| WHAT THE TASK REQUIRES |
Work out the number of lines containing "Todos". Answer with nothing but that number.

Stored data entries
============

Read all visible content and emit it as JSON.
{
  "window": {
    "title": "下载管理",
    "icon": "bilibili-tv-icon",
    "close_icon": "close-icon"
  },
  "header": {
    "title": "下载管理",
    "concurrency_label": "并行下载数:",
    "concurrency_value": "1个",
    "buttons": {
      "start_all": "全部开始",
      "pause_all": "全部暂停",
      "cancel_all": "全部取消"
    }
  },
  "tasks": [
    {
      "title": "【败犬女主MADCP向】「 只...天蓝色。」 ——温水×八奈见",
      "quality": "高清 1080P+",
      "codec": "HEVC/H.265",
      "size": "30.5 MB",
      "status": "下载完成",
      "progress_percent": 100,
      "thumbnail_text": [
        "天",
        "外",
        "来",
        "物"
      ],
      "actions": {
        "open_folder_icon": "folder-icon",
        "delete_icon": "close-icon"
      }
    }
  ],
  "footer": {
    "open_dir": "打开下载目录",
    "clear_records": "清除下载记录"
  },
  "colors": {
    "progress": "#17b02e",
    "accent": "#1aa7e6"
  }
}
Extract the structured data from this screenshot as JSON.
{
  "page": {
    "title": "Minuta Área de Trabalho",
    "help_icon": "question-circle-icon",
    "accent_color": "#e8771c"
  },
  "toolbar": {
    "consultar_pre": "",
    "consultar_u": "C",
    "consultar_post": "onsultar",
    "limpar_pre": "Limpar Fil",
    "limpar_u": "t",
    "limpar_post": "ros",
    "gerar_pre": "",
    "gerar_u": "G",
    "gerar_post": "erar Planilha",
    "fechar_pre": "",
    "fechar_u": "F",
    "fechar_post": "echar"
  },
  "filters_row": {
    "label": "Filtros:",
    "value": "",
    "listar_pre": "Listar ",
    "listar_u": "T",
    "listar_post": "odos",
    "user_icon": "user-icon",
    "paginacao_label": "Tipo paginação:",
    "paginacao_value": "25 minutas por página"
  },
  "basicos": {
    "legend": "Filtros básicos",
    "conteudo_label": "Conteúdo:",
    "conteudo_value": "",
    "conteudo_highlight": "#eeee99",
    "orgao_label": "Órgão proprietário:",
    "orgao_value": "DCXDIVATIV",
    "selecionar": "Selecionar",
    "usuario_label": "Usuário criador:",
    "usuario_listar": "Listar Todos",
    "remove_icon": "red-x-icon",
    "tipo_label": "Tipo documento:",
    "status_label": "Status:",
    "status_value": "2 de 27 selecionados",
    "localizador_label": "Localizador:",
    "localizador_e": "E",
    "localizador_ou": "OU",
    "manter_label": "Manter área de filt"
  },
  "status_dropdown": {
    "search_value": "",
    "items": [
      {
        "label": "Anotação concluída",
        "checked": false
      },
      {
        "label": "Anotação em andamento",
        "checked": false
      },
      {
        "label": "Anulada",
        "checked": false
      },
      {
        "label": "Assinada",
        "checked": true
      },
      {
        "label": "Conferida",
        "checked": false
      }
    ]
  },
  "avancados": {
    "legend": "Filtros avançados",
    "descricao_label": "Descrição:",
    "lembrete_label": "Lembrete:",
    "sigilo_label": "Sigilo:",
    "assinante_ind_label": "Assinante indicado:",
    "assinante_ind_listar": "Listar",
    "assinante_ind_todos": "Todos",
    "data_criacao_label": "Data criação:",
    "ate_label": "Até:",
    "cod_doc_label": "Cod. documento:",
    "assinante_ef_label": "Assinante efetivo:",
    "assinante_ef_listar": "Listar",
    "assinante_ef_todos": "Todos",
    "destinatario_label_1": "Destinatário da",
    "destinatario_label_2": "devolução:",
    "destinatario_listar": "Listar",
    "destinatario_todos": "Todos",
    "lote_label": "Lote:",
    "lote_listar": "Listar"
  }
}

============

| WRITTEN RESPONSE |
4